» **Data shown**:

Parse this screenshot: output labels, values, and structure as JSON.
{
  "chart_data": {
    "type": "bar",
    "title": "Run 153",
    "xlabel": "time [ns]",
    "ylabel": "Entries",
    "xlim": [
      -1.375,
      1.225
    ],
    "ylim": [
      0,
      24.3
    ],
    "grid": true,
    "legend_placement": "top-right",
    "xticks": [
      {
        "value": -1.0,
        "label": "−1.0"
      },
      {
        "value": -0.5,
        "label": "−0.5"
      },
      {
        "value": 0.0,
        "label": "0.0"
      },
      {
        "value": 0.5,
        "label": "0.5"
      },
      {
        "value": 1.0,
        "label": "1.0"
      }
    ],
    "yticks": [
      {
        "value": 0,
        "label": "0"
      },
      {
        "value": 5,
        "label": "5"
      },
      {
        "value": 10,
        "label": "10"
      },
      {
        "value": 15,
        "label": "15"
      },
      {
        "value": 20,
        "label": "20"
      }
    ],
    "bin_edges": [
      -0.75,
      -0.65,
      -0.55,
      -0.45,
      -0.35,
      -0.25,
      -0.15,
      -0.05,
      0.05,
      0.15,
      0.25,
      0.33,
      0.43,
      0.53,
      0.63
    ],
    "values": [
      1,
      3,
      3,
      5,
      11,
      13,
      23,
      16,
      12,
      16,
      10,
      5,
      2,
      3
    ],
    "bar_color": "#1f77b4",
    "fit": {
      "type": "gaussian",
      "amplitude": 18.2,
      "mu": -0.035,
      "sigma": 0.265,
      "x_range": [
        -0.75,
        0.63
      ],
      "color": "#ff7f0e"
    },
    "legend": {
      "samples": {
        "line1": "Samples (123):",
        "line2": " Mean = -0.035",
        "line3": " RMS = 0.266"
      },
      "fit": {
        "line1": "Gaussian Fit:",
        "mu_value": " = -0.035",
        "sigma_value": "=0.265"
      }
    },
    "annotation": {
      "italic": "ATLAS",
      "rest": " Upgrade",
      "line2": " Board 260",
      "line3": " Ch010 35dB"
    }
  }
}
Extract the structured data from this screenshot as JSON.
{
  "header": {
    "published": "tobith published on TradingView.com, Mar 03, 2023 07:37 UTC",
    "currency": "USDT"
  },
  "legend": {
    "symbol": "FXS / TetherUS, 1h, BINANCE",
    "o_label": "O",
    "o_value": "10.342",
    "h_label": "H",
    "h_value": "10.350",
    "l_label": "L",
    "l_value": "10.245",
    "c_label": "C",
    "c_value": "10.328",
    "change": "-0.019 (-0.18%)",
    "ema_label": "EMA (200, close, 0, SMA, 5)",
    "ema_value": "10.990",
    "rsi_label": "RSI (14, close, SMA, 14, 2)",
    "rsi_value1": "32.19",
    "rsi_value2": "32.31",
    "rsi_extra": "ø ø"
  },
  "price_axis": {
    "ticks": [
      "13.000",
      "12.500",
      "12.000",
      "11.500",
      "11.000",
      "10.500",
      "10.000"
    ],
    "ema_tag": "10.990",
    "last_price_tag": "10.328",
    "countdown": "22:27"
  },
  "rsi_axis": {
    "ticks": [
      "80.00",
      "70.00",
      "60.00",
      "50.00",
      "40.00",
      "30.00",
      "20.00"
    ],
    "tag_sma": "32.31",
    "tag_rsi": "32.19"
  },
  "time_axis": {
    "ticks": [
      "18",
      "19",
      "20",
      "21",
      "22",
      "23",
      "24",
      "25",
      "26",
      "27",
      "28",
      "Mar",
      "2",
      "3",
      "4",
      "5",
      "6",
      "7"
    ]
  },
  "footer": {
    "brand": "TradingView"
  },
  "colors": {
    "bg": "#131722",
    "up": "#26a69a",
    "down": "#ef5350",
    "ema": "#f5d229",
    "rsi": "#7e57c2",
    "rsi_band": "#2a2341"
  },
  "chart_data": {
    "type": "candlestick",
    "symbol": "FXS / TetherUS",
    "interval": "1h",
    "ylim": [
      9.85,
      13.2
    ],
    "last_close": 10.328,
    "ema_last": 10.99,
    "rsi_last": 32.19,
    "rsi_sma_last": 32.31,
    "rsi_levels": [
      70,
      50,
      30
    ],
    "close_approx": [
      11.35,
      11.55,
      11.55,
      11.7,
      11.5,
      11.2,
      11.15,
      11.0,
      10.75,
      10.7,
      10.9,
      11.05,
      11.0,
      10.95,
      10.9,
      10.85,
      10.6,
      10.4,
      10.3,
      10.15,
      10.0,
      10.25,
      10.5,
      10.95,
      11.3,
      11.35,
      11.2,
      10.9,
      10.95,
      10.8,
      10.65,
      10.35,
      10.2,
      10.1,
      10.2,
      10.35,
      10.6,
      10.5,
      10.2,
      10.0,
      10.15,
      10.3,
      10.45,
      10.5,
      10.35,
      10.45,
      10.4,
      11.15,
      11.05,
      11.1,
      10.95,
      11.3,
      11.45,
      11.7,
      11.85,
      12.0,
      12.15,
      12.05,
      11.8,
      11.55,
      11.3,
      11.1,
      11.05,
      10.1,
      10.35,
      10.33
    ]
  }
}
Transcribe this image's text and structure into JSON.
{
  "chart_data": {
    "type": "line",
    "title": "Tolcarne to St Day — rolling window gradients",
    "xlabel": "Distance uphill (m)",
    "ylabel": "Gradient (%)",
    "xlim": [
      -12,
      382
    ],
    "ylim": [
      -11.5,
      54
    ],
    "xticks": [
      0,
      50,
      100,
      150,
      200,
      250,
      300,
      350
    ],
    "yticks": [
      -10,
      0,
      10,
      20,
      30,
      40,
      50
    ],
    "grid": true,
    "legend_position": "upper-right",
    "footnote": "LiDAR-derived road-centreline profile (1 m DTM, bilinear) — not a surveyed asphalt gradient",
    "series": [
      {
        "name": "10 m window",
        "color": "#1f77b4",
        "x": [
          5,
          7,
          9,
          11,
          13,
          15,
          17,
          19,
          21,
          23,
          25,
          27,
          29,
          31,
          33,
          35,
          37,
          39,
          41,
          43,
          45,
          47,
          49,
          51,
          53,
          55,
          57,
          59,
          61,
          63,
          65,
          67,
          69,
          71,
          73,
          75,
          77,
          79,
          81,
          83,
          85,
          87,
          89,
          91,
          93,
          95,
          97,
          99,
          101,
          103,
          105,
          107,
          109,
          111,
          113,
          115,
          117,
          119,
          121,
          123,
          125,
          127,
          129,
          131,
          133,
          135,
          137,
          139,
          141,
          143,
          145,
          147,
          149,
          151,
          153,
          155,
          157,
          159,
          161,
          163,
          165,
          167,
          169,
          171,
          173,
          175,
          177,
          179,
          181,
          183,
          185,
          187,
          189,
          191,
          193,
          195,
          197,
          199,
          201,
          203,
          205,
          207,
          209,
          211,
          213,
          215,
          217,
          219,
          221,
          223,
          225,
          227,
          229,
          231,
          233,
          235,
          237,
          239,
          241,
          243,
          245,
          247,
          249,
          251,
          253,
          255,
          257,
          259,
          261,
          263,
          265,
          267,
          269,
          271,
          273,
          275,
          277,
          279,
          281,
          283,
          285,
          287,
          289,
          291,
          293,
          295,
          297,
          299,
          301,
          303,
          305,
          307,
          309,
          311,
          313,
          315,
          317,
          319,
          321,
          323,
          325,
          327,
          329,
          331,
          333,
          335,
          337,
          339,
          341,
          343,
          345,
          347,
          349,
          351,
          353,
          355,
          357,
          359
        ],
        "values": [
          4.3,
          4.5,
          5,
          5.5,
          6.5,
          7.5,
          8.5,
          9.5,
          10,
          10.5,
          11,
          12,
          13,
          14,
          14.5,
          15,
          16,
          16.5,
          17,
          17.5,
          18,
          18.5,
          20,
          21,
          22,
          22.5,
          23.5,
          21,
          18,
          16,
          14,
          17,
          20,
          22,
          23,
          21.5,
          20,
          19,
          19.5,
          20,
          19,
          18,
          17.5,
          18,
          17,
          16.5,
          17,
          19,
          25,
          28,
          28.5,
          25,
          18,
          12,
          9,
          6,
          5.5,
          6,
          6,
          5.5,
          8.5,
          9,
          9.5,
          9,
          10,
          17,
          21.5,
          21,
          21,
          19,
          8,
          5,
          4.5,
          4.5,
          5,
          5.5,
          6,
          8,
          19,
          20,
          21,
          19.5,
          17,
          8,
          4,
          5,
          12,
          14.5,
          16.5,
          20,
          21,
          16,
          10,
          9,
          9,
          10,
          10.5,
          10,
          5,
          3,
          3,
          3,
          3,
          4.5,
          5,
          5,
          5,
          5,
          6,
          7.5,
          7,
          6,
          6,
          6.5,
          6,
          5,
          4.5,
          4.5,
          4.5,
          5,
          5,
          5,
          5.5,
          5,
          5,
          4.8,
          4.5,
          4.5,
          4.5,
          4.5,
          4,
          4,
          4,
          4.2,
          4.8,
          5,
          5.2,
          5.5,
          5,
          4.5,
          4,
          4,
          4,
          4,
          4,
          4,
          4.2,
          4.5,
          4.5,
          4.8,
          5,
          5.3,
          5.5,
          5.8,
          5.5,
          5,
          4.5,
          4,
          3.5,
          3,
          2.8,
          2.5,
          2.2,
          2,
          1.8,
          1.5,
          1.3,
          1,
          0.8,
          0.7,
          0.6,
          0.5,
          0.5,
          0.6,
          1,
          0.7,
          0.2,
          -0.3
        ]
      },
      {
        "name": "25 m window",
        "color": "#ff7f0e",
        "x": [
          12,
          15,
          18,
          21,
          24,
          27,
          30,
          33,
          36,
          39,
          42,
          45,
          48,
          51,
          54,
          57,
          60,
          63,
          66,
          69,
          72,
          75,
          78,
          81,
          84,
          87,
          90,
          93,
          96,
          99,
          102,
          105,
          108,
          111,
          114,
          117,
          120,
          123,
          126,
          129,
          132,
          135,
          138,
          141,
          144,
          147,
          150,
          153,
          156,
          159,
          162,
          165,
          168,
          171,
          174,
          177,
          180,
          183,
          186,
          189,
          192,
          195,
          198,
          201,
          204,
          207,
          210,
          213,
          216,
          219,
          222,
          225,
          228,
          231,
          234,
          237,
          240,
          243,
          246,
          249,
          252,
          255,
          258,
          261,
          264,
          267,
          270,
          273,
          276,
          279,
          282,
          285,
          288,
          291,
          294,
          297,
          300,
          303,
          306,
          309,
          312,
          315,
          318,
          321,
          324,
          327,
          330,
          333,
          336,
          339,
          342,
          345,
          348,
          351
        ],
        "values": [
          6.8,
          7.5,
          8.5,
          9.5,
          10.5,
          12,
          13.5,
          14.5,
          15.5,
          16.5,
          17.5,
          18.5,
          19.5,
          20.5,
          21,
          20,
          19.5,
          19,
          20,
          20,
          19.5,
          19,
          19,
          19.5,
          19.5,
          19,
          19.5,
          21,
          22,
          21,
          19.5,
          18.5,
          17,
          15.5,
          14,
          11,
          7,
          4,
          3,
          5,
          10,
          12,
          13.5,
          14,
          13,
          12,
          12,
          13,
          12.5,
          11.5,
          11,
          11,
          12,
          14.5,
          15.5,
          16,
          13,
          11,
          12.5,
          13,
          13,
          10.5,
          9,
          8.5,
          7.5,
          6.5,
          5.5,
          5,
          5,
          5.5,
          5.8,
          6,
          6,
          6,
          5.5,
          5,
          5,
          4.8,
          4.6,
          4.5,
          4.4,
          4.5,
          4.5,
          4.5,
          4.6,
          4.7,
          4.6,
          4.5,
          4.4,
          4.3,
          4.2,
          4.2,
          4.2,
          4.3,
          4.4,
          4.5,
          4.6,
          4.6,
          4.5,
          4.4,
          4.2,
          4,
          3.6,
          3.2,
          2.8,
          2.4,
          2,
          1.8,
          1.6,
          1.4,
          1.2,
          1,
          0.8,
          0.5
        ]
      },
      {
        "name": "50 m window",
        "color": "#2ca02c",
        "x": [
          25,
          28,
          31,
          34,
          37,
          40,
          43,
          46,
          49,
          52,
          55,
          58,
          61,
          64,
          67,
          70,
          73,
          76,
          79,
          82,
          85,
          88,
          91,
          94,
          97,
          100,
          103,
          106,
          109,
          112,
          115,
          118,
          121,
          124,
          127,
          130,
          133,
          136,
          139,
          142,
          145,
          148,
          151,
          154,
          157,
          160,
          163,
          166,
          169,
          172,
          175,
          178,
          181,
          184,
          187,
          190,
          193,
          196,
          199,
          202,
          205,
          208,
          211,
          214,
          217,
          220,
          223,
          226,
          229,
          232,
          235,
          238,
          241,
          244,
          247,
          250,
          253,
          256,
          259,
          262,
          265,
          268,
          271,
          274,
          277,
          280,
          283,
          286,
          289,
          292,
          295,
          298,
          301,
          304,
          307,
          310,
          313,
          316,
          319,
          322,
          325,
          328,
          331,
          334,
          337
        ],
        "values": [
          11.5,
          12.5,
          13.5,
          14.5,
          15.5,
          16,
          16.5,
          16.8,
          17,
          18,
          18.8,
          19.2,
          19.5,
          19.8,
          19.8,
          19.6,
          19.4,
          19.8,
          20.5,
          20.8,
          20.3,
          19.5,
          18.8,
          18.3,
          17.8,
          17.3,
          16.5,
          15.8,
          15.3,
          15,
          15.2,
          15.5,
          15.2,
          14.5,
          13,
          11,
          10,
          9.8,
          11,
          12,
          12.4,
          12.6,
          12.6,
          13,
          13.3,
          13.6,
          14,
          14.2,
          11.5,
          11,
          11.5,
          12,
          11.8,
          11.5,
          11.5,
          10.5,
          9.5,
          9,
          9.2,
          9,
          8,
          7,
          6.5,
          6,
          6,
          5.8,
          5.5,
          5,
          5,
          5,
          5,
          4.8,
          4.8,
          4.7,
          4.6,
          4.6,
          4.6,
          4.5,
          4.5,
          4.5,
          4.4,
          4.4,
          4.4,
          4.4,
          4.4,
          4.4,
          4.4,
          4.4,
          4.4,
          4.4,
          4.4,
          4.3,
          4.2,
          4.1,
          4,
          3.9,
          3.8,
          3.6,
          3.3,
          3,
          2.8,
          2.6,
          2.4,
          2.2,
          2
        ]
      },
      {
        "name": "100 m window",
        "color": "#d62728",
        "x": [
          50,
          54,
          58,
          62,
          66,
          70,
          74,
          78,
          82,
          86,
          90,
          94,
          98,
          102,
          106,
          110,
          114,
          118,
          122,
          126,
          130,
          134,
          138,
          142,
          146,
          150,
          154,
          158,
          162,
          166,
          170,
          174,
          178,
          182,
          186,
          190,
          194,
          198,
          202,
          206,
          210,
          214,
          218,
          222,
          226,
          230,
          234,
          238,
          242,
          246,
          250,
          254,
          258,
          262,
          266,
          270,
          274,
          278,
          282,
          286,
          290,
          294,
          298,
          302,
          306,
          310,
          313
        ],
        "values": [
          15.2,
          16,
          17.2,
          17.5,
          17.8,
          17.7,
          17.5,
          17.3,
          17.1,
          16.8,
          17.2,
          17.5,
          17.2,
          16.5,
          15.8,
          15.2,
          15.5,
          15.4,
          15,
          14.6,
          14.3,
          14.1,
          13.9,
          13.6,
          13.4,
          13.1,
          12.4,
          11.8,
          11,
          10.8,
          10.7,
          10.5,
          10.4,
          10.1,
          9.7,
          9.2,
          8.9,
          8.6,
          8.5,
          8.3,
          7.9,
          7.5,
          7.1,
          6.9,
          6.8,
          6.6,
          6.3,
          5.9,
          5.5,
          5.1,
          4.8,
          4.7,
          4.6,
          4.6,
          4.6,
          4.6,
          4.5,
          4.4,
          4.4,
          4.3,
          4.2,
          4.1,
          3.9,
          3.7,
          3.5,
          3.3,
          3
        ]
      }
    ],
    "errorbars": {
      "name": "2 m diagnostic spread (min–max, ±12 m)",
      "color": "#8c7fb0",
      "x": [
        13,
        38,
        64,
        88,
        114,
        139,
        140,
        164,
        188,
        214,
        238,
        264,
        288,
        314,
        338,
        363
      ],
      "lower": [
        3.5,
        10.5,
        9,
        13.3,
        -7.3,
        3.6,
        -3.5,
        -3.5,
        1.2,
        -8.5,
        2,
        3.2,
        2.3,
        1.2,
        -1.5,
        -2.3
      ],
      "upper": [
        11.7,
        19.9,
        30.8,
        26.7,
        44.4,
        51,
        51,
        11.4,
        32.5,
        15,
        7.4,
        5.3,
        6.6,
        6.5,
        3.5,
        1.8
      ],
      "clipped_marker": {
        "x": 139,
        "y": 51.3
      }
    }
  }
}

» **What you will do**: Say, as a number only, how many lines of the data contain "window".

» **Answer for the task**: 5